[Entries from a dataset]
============

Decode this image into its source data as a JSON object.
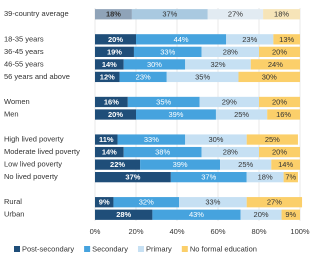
{
  "chart_data": {
    "type": "stacked-bar-horizontal",
    "categories": [
      "39-country average",
      null,
      "18-35 years",
      "36-45 years",
      "46-55 years",
      "56 years and above",
      null,
      "Women",
      "Men",
      null,
      "High lived poverty",
      "Moderate lived poverty",
      "Low lived poverty",
      "No lived poverty",
      null,
      "Rural",
      "Urban"
    ],
    "series": [
      {
        "name": "Post-secondary",
        "color": "#1f4e79",
        "first_row_color": "#8fa3b8",
        "values": [
          18,
          null,
          20,
          19,
          14,
          12,
          null,
          16,
          20,
          null,
          11,
          14,
          22,
          37,
          null,
          9,
          28
        ],
        "value_labels": [
          "18%",
          null,
          "20%",
          "19%",
          "14%",
          "12%",
          null,
          "16%",
          "20%",
          null,
          "11%",
          "14%",
          "22%",
          "37%",
          null,
          "9%",
          "28%"
        ]
      },
      {
        "name": "Secondary",
        "color": "#46a3de",
        "first_row_color": "#a9c9e0",
        "values": [
          37,
          null,
          44,
          33,
          30,
          23,
          null,
          35,
          39,
          null,
          33,
          38,
          39,
          37,
          null,
          32,
          43
        ],
        "value_labels": [
          "37%",
          null,
          "44%",
          "33%",
          "30%",
          "23%",
          null,
          "35%",
          "39%",
          null,
          "33%",
          "38%",
          "39%",
          "37%",
          null,
          "32%",
          "43%"
        ]
      },
      {
        "name": "Primary",
        "color": "#c6e0f3",
        "first_row_color": "#e2ebf2",
        "values": [
          27,
          null,
          23,
          28,
          32,
          35,
          null,
          29,
          25,
          null,
          30,
          28,
          25,
          18,
          null,
          33,
          20
        ],
        "value_labels": [
          "27%",
          null,
          "23%",
          "28%",
          "32%",
          "35%",
          null,
          "29%",
          "25%",
          null,
          "30%",
          "28%",
          "25%",
          "18%",
          null,
          "33%",
          "20%"
        ]
      },
      {
        "name": "No formal education",
        "color": "#fbcf6a",
        "first_row_color": "#f6e4b8",
        "values": [
          18,
          null,
          13,
          20,
          24,
          30,
          null,
          20,
          16,
          null,
          25,
          20,
          14,
          7,
          null,
          27,
          9
        ],
        "value_labels": [
          "18%",
          null,
          "13%",
          "20%",
          "24%",
          "30%",
          null,
          "20%",
          "16%",
          null,
          "25%",
          "20%",
          "14%",
          "7%",
          null,
          "27%",
          "9%"
        ]
      }
    ],
    "xlim": [
      0,
      100
    ],
    "xticks": [
      {
        "value": 0,
        "label": "0%"
      },
      {
        "value": 20,
        "label": "20%"
      },
      {
        "value": 40,
        "label": "40%"
      },
      {
        "value": 60,
        "label": "60%"
      },
      {
        "value": 80,
        "label": "80%"
      },
      {
        "value": 100,
        "label": "100%"
      }
    ],
    "grid": true,
    "legend": "bottom"
  }
}
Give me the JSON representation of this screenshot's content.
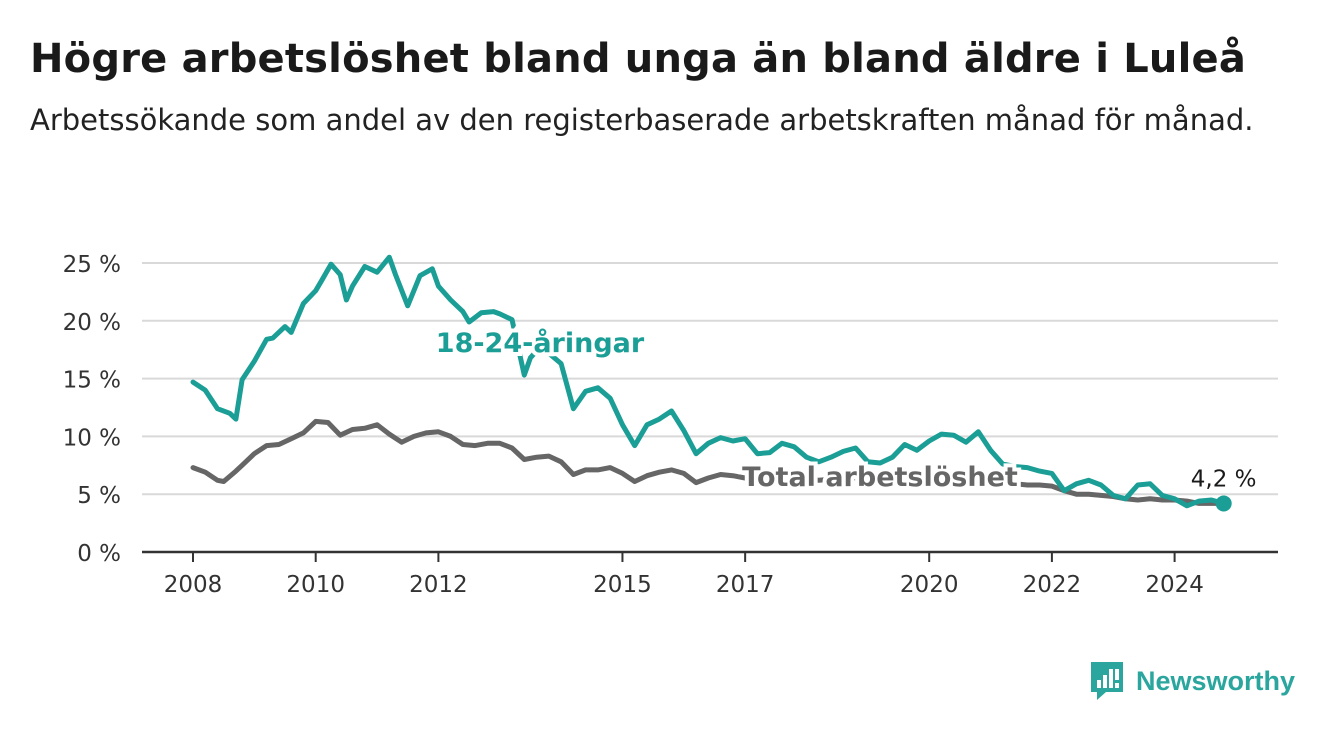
{
  "header": {
    "title": "Högre arbetslöshet bland unga än bland äldre i Luleå",
    "subtitle": "Arbetssökande som andel av den registerbaserade arbetskraften månad för månad."
  },
  "brand": {
    "name": "Newsworthy",
    "icon": "newsworthy-logo-icon",
    "color": "#2aa69e"
  },
  "chart_data": {
    "type": "line",
    "title": "Högre arbetslöshet bland unga än bland äldre i Luleå",
    "subtitle": "Arbetssökande som andel av den registerbaserade arbetskraften månad för månad.",
    "y_ticks": [
      "0 %",
      "5 %",
      "10 %",
      "15 %",
      "20 %",
      "25 %"
    ],
    "y_tick_values": [
      0,
      5,
      10,
      15,
      20,
      25
    ],
    "x_ticks": [
      "2008",
      "2010",
      "2012",
      "2015",
      "2017",
      "2020",
      "2022",
      "2024"
    ],
    "x_tick_values": [
      2008,
      2010,
      2012,
      2015,
      2017,
      2020,
      2022,
      2024
    ],
    "ylim": [
      0,
      25
    ],
    "xlim": [
      2007.2,
      2025.7
    ],
    "grid": true,
    "end_label": "4,2 %",
    "series": [
      {
        "name": "18-24-åringar",
        "color": "#1a9e96",
        "x": [
          2008.0,
          2008.2,
          2008.4,
          2008.6,
          2008.7,
          2008.8,
          2009.0,
          2009.2,
          2009.3,
          2009.5,
          2009.6,
          2009.8,
          2010.0,
          2010.1,
          2010.25,
          2010.4,
          2010.5,
          2010.6,
          2010.8,
          2011.0,
          2011.2,
          2011.3,
          2011.5,
          2011.7,
          2011.9,
          2012.0,
          2012.2,
          2012.4,
          2012.5,
          2012.7,
          2012.9,
          2013.0,
          2013.2,
          2013.4,
          2013.5,
          2013.6,
          2013.8,
          2014.0,
          2014.2,
          2014.4,
          2014.6,
          2014.8,
          2015.0,
          2015.2,
          2015.4,
          2015.6,
          2015.8,
          2016.0,
          2016.2,
          2016.4,
          2016.6,
          2016.8,
          2017.0,
          2017.2,
          2017.4,
          2017.6,
          2017.8,
          2018.0,
          2018.2,
          2018.4,
          2018.6,
          2018.8,
          2019.0,
          2019.2,
          2019.4,
          2019.6,
          2019.8,
          2020.0,
          2020.2,
          2020.4,
          2020.6,
          2020.8,
          2021.0,
          2021.2,
          2021.4,
          2021.6,
          2021.8,
          2022.0,
          2022.2,
          2022.4,
          2022.6,
          2022.8,
          2023.0,
          2023.2,
          2023.4,
          2023.6,
          2023.8,
          2024.0,
          2024.2,
          2024.4,
          2024.6,
          2024.8
        ],
        "values": [
          14.7,
          14.0,
          12.4,
          12.0,
          11.5,
          14.9,
          16.5,
          18.4,
          18.5,
          19.5,
          19.0,
          21.5,
          22.6,
          23.5,
          24.9,
          24.0,
          21.8,
          23.0,
          24.7,
          24.2,
          25.5,
          24.0,
          21.3,
          23.9,
          24.5,
          23.0,
          21.8,
          20.8,
          19.9,
          20.7,
          20.8,
          20.6,
          20.1,
          15.3,
          16.8,
          17.4,
          17.2,
          16.3,
          12.4,
          13.9,
          14.2,
          13.3,
          11.0,
          9.2,
          11.0,
          11.5,
          12.2,
          10.5,
          8.5,
          9.4,
          9.9,
          9.6,
          9.8,
          8.5,
          8.6,
          9.4,
          9.1,
          8.2,
          7.8,
          8.2,
          8.7,
          9.0,
          7.8,
          7.7,
          8.2,
          9.3,
          8.8,
          9.6,
          10.2,
          10.1,
          9.5,
          10.4,
          8.8,
          7.6,
          7.4,
          7.3,
          7.0,
          6.8,
          5.3,
          5.9,
          6.2,
          5.8,
          4.9,
          4.6,
          5.8,
          5.9,
          4.9,
          4.6,
          4.0,
          4.4,
          4.5,
          4.2
        ]
      },
      {
        "name": "Total arbetslöshet",
        "color": "#666666",
        "x": [
          2008.0,
          2008.2,
          2008.4,
          2008.5,
          2008.7,
          2008.8,
          2009.0,
          2009.2,
          2009.4,
          2009.6,
          2009.8,
          2010.0,
          2010.2,
          2010.4,
          2010.6,
          2010.8,
          2011.0,
          2011.2,
          2011.4,
          2011.6,
          2011.8,
          2012.0,
          2012.2,
          2012.4,
          2012.6,
          2012.8,
          2013.0,
          2013.2,
          2013.4,
          2013.6,
          2013.8,
          2014.0,
          2014.2,
          2014.4,
          2014.6,
          2014.8,
          2015.0,
          2015.2,
          2015.4,
          2015.6,
          2015.8,
          2016.0,
          2016.2,
          2016.4,
          2016.6,
          2016.8,
          2017.0,
          2017.2,
          2017.4,
          2017.6,
          2017.8,
          2018.0,
          2018.2,
          2018.4,
          2018.6,
          2018.8,
          2019.0,
          2019.2,
          2019.4,
          2019.6,
          2019.8,
          2020.0,
          2020.2,
          2020.4,
          2020.6,
          2020.8,
          2021.0,
          2021.2,
          2021.4,
          2021.6,
          2021.8,
          2022.0,
          2022.2,
          2022.4,
          2022.6,
          2022.8,
          2023.0,
          2023.2,
          2023.4,
          2023.6,
          2023.8,
          2024.0,
          2024.2,
          2024.4,
          2024.6,
          2024.8
        ],
        "values": [
          7.3,
          6.9,
          6.2,
          6.1,
          7.0,
          7.5,
          8.5,
          9.2,
          9.3,
          9.8,
          10.3,
          11.3,
          11.2,
          10.1,
          10.6,
          10.7,
          11.0,
          10.2,
          9.5,
          10.0,
          10.3,
          10.4,
          10.0,
          9.3,
          9.2,
          9.4,
          9.4,
          9.0,
          8.0,
          8.2,
          8.3,
          7.8,
          6.7,
          7.1,
          7.1,
          7.3,
          6.8,
          6.1,
          6.6,
          6.9,
          7.1,
          6.8,
          6.0,
          6.4,
          6.7,
          6.6,
          6.4,
          6.2,
          6.5,
          6.7,
          6.5,
          6.4,
          6.2,
          6.3,
          6.5,
          6.4,
          6.1,
          5.9,
          6.0,
          6.2,
          6.3,
          6.4,
          6.6,
          6.8,
          6.6,
          6.6,
          6.5,
          6.3,
          5.9,
          5.8,
          5.8,
          5.7,
          5.3,
          5.0,
          5.0,
          4.9,
          4.8,
          4.6,
          4.5,
          4.6,
          4.5,
          4.5,
          4.4,
          4.2,
          4.2,
          4.2
        ]
      }
    ]
  }
}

============

PROMPT: Check every line of the data above for the string "andel", and copy those that have it.

TASK SOLUTION:
    "subtitle": "Arbetssökande som andel av den registerbaserade arbetskraften månad för månad."
    "subtitle": "Arbetssökande som andel av den registerbaserade arbetskraften månad för månad.",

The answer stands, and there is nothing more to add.